[Your task]: Reproduce every record below exactly as written, but leave out any pictures.

::: Provided records :::

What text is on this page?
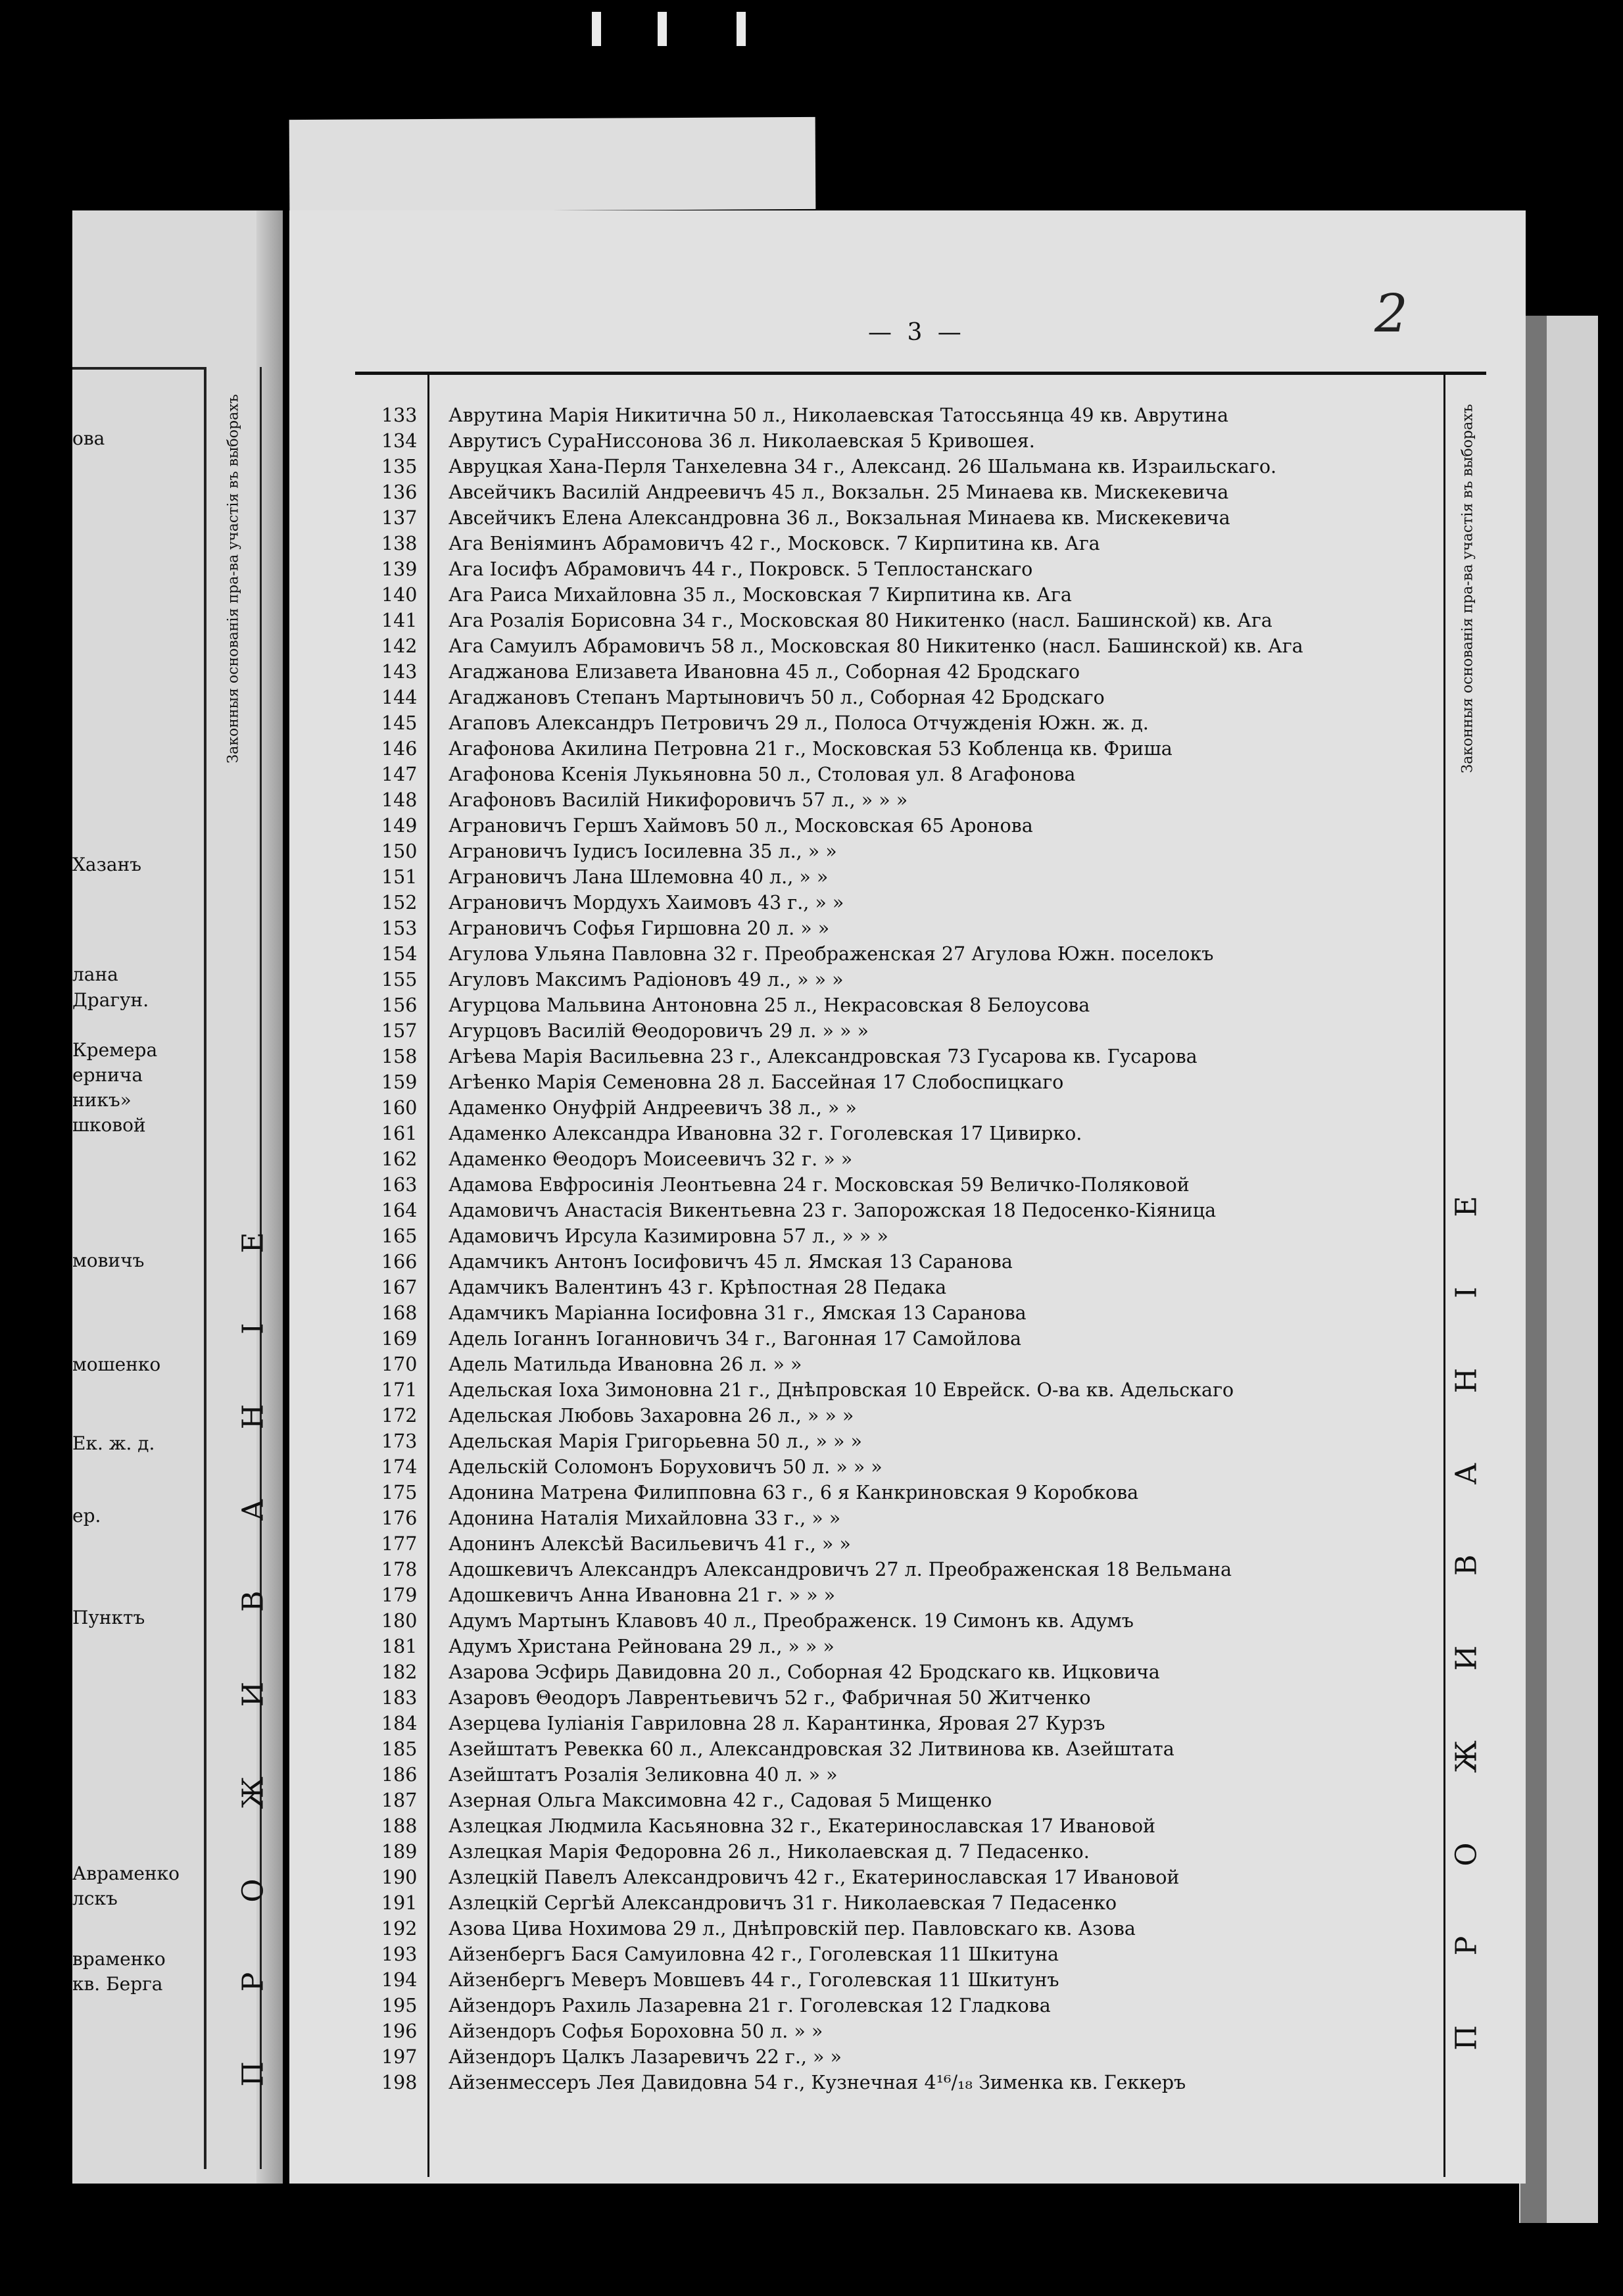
Законныя основанія пра-ва участія въ выборахъ
П Р О Ж И В А Н І Е
ова
Хазанъ
лана
Драгун.
Кремера
ернича
никъ»
шковой
мовичъ
мошенко
Ек. ж. д.
ер.
Пунктъ
Авраменко
лскъ
враменко
кв. Берга
— 3 —	2
Законныя основанія пра-ва участія въ выборахъ
П Р О Ж И В А Н І Е
133	Аврутина Марія Никитична 50 л., Николаевская Татоссьянца 49 кв. Аврутина
134	Аврутисъ СураНиссонова 36 л. Николаевская 5 Кривошея.
135	Авруцкая Хана-Перля Танхелевна 34 г., Александ. 26 Шальмана кв. Израильскаго.
136	Авсейчикъ Василій Андреевичъ 45 л., Вокзальн. 25 Минаева кв. Мискекевича
137	Авсейчикъ Елена Александровна 36 л., Вокзальная Минаева кв. Мискекевича
138	Ага Веніяминъ Абрамовичъ 42 г., Московск. 7 Кирпитина кв. Ага
139	Ага Іосифъ Абрамовичъ 44 г., Покровск. 5 Теплостанскаго
140	Ага Раиса Михайловна 35 л., Московская 7 Кирпитина кв. Ага
141	Ага Розалія Борисовна 34 г., Московская 80 Никитенко (насл. Башинской) кв. Ага
142	Ага Самуилъ Абрамовичъ 58 л., Московская 80 Никитенко (насл. Башинской) кв. Ага
143	Агаджанова Елизавета Ивановна 45 л., Соборная 42 Бродскаго
144	Агаджановъ Степанъ Мартыновичъ 50 л., Соборная 42 Бродскаго
145	Агаповъ Александръ Петровичъ 29 л., Полоса Отчужденія Южн. ж. д.
146	Агафонова Акилина Петровна 21 г., Московская 53 Кобленца кв. Фриша
147	Агафонова Ксенія Лукьяновна 50 л., Столовая ул. 8 Агафонова
148	Агафоновъ Василій Никифоровичъ 57 л., » » »
149	Аграновичъ Гершъ Хаймовъ 50 л., Московская 65 Аронова
150	Аграновичъ Іудисъ Іосилевна 35 л., » »
151	Аграновичъ Лана Шлемовна 40 л., » »
152	Аграновичъ Мордухъ Хаимовъ 43 г., » »
153	Аграновичъ Софья Гиршовна 20 л. » »
154	Агулова Ульяна Павловна 32 г. Преображенская 27 Агулова Южн. поселокъ
155	Агуловъ Максимъ Радіоновъ 49 л., » » »
156	Агурцова Мальвина Антоновна 25 л., Некрасовская 8 Белоусова
157	Агурцовъ Василій Θеодоровичъ 29 л. » » »
158	Агѣева Марія Васильевна 23 г., Александровская 73 Гусарова кв. Гусарова
159	Агѣенко Марія Семеновна 28 л. Бассейная 17 Слобоспицкаго
160	Адаменко Онуфрій Андреевичъ 38 л., » »
161	Адаменко Александра Ивановна 32 г. Гоголевская 17 Цивирко.
162	Адаменко Θеодоръ Моисеевичъ 32 г. » »
163	Адамова Евфросинія Леонтьевна 24 г. Московская 59 Величко-Поляковой
164	Адамовичъ Анастасія Викентьевна 23 г. Запорожская 18 Педосенко-Кіяница
165	Адамовичъ Ирсула Казимировна 57 л., » » »
166	Адамчикъ Антонъ Іосифовичъ 45 л. Ямская 13 Саранова
167	Адамчикъ Валентинъ 43 г. Крѣпостная 28 Педака
168	Адамчикъ Маріанна Іосифовна 31 г., Ямская 13 Саранова
169	Адель Іоганнъ Іоганновичъ 34 г., Вагонная 17 Самойлова
170	Адель Матильда Ивановна 26 л. » »
171	Адельская Іоха Зимоновна 21 г., Днѣпровская 10 Еврейск. О-ва кв. Адельскаго
172	Адельская Любовь Захаровна 26 л., » » »
173	Адельская Марія Григорьевна 50 л., » » »
174	Адельскій Соломонъ Боруховичъ 50 л. » » »
175	Адонина Матрена Филипповна 63 г., 6 я Канкриновская 9 Коробкова
176	Адонина Наталія Михайловна 33 г., » »
177	Адонинъ Алексѣй Васильевичъ 41 г., » »
178	Адошкевичъ Александръ Александровичъ 27 л. Преображенская 18 Вельмана
179	Адошкевичъ Анна Ивановна 21 г. » » »
180	Адумъ Мартынъ Клавовъ 40 л., Преображенск. 19 Симонъ кв. Адумъ
181	Адумъ Христана Рейнована 29 л., » » »
182	Азарова Эсфирь Давидовна 20 л., Соборная 42 Бродскаго кв. Ицковича
183	Азаровъ Θеодоръ Лаврентьевичъ 52 г., Фабричная 50 Житченко
184	Азерцева Іуліанія Гавриловна 28 л. Карантинка, Яровая 27 Курзъ
185	Азейштатъ Ревекка 60 л., Александровская 32 Литвинова кв. Азейштата
186	Азейштатъ Розалія Зеликовна 40 л. » »
187	Азерная Ольга Максимовна 42 г., Садовая 5 Мищенко
188	Азлецкая Людмила Касьяновна 32 г., Екатеринославская 17 Ивановой
189	Азлецкая Марія Федоровна 26 л., Николаевская д. 7 Педасенко.
190	Азлецкій Павелъ Александровичъ 42 г., Екатеринославская 17 Ивановой
191	Азлецкій Сергѣй Александровичъ 31 г. Николаевская 7 Педасенко
192	Азова Цива Нохимова 29 л., Днѣпровскій пер. Павловскаго кв. Азова
193	Айзенбергъ Бася Самуиловна 42 г., Гоголевская 11 Шкитуна
194	Айзенбергъ Меверъ Мовшевъ 44 г., Гоголевская 11 Шкитунъ
195	Айзендоръ Рахиль Лазаревна 21 г. Гоголевская 12 Гладкова
196	Айзендоръ Софья Бороховна 50 л. » »
197	Айзендоръ Цалкъ Лазаревичъ 22 г., » »
198	Айзенмессеръ Лея Давидовна 54 г., Кузнечная 4¹⁶/₁₈ Зименка кв. Геккеръ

:::

[Task solution]:
What text is on this page?
Законныя основанія пра-ва участія въ выборахъ
П Р О Ж И В А Н І Е
ова
Хазанъ
лана
Драгун.
Кремера
ернича
никъ»
шковой
мовичъ
мошенко
Ек. ж. д.
ер.
Пунктъ
Авраменко
лскъ
враменко
кв. Берга
— 3 —	2
Законныя основанія пра-ва участія въ выборахъ
П Р О Ж И В А Н І Е
133	Аврутина Марія Никитична 50 л., Николаевская Татоссьянца 49 кв. Аврутина
134	Аврутисъ СураНиссонова 36 л. Николаевская 5 Кривошея.
135	Авруцкая Хана-Перля Танхелевна 34 г., Александ. 26 Шальмана кв. Израильскаго.
136	Авсейчикъ Василій Андреевичъ 45 л., Вокзальн. 25 Минаева кв. Мискекевича
137	Авсейчикъ Елена Александровна 36 л., Вокзальная Минаева кв. Мискекевича
138	Ага Веніяминъ Абрамовичъ 42 г., Московск. 7 Кирпитина кв. Ага
139	Ага Іосифъ Абрамовичъ 44 г., Покровск. 5 Теплостанскаго
140	Ага Раиса Михайловна 35 л., Московская 7 Кирпитина кв. Ага
141	Ага Розалія Борисовна 34 г., Московская 80 Никитенко (насл. Башинской) кв. Ага
142	Ага Самуилъ Абрамовичъ 58 л., Московская 80 Никитенко (насл. Башинской) кв. Ага
143	Агаджанова Елизавета Ивановна 45 л., Соборная 42 Бродскаго
144	Агаджановъ Степанъ Мартыновичъ 50 л., Соборная 42 Бродскаго
145	Агаповъ Александръ Петровичъ 29 л., Полоса Отчужденія Южн. ж. д.
146	Агафонова Акилина Петровна 21 г., Московская 53 Кобленца кв. Фриша
147	Агафонова Ксенія Лукьяновна 50 л., Столовая ул. 8 Агафонова
148	Агафоновъ Василій Никифоровичъ 57 л., » » »
149	Аграновичъ Гершъ Хаймовъ 50 л., Московская 65 Аронова
150	Аграновичъ Іудисъ Іосилевна 35 л., » »
151	Аграновичъ Лана Шлемовна 40 л., » »
152	Аграновичъ Мордухъ Хаимовъ 43 г., » »
153	Аграновичъ Софья Гиршовна 20 л. » »
154	Агулова Ульяна Павловна 32 г. Преображенская 27 Агулова Южн. поселокъ
155	Агуловъ Максимъ Радіоновъ 49 л., » » »
156	Агурцова Мальвина Антоновна 25 л., Некрасовская 8 Белоусова
157	Агурцовъ Василій Θеодоровичъ 29 л. » » »
158	Агѣева Марія Васильевна 23 г., Александровская 73 Гусарова кв. Гусарова
159	Агѣенко Марія Семеновна 28 л. Бассейная 17 Слобоспицкаго
160	Адаменко Онуфрій Андреевичъ 38 л., » »
161	Адаменко Александра Ивановна 32 г. Гоголевская 17 Цивирко.
162	Адаменко Θеодоръ Моисеевичъ 32 г. » »
163	Адамова Евфросинія Леонтьевна 24 г. Московская 59 Величко-Поляковой
164	Адамовичъ Анастасія Викентьевна 23 г. Запорожская 18 Педосенко-Кіяница
165	Адамовичъ Ирсула Казимировна 57 л., » » »
166	Адамчикъ Антонъ Іосифовичъ 45 л. Ямская 13 Саранова
167	Адамчикъ Валентинъ 43 г. Крѣпостная 28 Педака
168	Адамчикъ Маріанна Іосифовна 31 г., Ямская 13 Саранова
169	Адель Іоганнъ Іоганновичъ 34 г., Вагонная 17 Самойлова
170	Адель Матильда Ивановна 26 л. » »
171	Адельская Іоха Зимоновна 21 г., Днѣпровская 10 Еврейск. О-ва кв. Адельскаго
172	Адельская Любовь Захаровна 26 л., » » »
173	Адельская Марія Григорьевна 50 л., » » »
174	Адельскій Соломонъ Боруховичъ 50 л. » » »
175	Адонина Матрена Филипповна 63 г., 6 я Канкриновская 9 Коробкова
176	Адонина Наталія Михайловна 33 г., » »
177	Адонинъ Алексѣй Васильевичъ 41 г., » »
178	Адошкевичъ Александръ Александровичъ 27 л. Преображенская 18 Вельмана
179	Адошкевичъ Анна Ивановна 21 г. » » »
180	Адумъ Мартынъ Клавовъ 40 л., Преображенск. 19 Симонъ кв. Адумъ
181	Адумъ Христана Рейнована 29 л., » » »
182	Азарова Эсфирь Давидовна 20 л., Соборная 42 Бродскаго кв. Ицковича
183	Азаровъ Θеодоръ Лаврентьевичъ 52 г., Фабричная 50 Житченко
184	Азерцева Іуліанія Гавриловна 28 л. Карантинка, Яровая 27 Курзъ
185	Азейштатъ Ревекка 60 л., Александровская 32 Литвинова кв. Азейштата
186	Азейштатъ Розалія Зеликовна 40 л. » »
187	Азерная Ольга Максимовна 42 г., Садовая 5 Мищенко
188	Азлецкая Людмила Касьяновна 32 г., Екатеринославская 17 Ивановой
189	Азлецкая Марія Федоровна 26 л., Николаевская д. 7 Педасенко.
190	Азлецкій Павелъ Александровичъ 42 г., Екатеринославская 17 Ивановой
191	Азлецкій Сергѣй Александровичъ 31 г. Николаевская 7 Педасенко
192	Азова Цива Нохимова 29 л., Днѣпровскій пер. Павловскаго кв. Азова
193	Айзенбергъ Бася Самуиловна 42 г., Гоголевская 11 Шкитуна
194	Айзенбергъ Меверъ Мовшевъ 44 г., Гоголевская 11 Шкитунъ
195	Айзендоръ Рахиль Лазаревна 21 г. Гоголевская 12 Гладкова
196	Айзендоръ Софья Бороховна 50 л. » »
197	Айзендоръ Цалкъ Лазаревичъ 22 г., » »
198	Айзенмессеръ Лея Давидовна 54 г., Кузнечная 4¹⁶/₁₈ Зименка кв. Геккеръ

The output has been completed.